◆ EXERCISE BRIEF
In the data below, find every line that has the string "JSON", and copy it.

◆ Figure record extracts
-- begin --

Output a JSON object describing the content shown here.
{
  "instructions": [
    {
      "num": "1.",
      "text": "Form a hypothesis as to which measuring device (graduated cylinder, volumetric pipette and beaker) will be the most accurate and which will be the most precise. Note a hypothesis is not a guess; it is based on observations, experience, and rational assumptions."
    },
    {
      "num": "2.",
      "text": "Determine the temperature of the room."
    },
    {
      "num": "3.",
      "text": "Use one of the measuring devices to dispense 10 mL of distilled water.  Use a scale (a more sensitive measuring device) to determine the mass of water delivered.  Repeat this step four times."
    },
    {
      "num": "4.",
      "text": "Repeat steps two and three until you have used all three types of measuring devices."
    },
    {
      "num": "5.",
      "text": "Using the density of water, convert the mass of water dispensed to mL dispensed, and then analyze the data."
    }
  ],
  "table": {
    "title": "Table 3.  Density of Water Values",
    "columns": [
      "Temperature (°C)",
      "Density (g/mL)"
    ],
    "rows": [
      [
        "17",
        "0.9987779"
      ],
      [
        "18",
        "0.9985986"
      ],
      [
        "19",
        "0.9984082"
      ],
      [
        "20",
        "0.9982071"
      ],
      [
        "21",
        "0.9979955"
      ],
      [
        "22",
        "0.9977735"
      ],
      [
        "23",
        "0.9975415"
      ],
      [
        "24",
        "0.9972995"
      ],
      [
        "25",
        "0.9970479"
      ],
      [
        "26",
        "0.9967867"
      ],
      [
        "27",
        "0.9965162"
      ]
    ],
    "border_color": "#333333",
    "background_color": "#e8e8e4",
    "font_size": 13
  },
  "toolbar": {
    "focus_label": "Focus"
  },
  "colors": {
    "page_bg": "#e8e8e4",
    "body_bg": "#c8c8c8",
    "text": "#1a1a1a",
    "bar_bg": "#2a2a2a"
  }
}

-- end --
-- begin --

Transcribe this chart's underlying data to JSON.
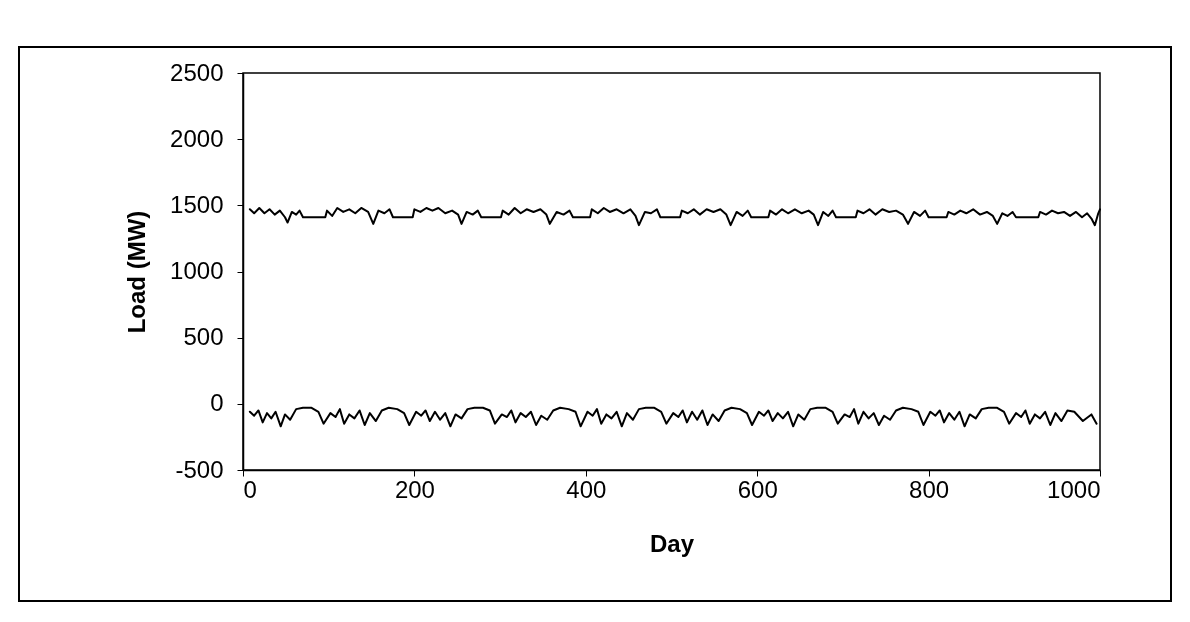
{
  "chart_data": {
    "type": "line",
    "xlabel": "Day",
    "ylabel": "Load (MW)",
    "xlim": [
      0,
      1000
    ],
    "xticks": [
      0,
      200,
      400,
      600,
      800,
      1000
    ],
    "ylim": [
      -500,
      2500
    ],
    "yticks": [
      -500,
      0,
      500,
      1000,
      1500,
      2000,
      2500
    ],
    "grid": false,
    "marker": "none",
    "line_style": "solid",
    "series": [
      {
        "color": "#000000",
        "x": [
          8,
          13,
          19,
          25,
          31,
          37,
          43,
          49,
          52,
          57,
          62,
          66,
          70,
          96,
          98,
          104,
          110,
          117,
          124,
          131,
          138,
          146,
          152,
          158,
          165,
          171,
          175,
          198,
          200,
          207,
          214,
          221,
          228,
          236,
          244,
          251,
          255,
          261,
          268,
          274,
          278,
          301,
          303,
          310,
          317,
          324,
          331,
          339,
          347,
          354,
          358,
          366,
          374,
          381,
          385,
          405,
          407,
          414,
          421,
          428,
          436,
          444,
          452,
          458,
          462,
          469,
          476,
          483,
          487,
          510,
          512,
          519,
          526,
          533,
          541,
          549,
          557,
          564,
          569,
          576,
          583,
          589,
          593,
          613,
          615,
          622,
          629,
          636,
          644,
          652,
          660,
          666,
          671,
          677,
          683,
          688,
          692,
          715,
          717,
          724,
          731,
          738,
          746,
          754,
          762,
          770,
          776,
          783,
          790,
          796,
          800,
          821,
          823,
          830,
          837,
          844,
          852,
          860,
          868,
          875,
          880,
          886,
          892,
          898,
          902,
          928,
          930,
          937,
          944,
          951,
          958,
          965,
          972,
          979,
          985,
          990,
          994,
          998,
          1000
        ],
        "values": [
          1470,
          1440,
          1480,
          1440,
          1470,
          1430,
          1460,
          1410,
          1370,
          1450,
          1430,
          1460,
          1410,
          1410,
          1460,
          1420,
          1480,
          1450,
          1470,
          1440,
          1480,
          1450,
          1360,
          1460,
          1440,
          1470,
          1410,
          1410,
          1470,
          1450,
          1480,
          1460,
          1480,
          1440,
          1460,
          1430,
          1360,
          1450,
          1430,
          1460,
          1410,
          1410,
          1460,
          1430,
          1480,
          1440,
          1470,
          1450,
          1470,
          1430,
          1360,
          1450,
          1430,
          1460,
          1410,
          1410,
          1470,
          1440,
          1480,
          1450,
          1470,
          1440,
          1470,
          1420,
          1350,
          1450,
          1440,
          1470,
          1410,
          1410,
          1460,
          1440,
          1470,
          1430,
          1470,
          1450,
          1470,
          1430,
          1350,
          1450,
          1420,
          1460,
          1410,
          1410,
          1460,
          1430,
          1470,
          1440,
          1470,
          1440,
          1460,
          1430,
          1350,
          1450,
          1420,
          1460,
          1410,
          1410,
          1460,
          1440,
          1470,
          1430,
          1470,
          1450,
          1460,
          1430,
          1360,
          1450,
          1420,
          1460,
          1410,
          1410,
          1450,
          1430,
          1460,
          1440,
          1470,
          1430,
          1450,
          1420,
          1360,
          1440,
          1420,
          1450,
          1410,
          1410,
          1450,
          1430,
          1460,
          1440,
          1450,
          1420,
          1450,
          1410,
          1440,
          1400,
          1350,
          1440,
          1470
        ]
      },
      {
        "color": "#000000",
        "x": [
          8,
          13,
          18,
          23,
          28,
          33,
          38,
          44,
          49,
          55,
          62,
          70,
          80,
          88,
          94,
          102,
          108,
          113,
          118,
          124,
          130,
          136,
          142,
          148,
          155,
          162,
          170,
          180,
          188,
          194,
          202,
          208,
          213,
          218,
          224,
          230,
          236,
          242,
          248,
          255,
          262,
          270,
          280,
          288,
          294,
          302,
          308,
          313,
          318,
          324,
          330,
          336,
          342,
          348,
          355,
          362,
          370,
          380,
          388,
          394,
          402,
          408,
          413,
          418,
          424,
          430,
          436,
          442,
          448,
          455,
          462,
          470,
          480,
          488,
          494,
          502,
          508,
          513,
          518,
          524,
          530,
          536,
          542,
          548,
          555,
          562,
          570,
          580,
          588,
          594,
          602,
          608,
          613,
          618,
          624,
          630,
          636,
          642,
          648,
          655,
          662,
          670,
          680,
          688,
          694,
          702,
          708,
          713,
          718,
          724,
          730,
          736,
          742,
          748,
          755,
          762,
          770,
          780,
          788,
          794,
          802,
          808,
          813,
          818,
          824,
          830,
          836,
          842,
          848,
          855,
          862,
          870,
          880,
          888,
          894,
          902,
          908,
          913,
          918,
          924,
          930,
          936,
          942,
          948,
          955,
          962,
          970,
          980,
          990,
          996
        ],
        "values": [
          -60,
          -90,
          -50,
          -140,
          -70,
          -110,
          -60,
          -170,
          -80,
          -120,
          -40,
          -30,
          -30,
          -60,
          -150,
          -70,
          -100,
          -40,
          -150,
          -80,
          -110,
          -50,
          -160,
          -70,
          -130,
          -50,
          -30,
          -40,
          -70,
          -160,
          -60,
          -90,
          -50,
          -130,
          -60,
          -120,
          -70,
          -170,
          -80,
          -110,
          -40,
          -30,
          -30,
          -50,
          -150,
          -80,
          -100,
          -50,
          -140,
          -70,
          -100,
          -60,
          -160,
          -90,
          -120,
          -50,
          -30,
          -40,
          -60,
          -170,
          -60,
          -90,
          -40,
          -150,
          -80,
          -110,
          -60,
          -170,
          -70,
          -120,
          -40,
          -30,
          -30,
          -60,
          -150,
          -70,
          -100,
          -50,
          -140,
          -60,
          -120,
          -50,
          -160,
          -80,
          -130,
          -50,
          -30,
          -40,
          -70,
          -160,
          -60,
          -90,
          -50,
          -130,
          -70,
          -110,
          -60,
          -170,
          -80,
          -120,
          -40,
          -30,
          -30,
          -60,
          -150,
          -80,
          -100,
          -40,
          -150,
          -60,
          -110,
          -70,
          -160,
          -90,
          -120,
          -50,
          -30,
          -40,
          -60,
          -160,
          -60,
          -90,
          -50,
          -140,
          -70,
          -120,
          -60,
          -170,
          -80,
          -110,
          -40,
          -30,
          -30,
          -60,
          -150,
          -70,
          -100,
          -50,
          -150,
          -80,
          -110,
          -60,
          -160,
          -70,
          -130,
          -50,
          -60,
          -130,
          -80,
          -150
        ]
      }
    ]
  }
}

-- end --

◆ EXPECTED ANSWER
Output a JSON object describing the content shown here.
Transcribe this chart's underlying data to JSON.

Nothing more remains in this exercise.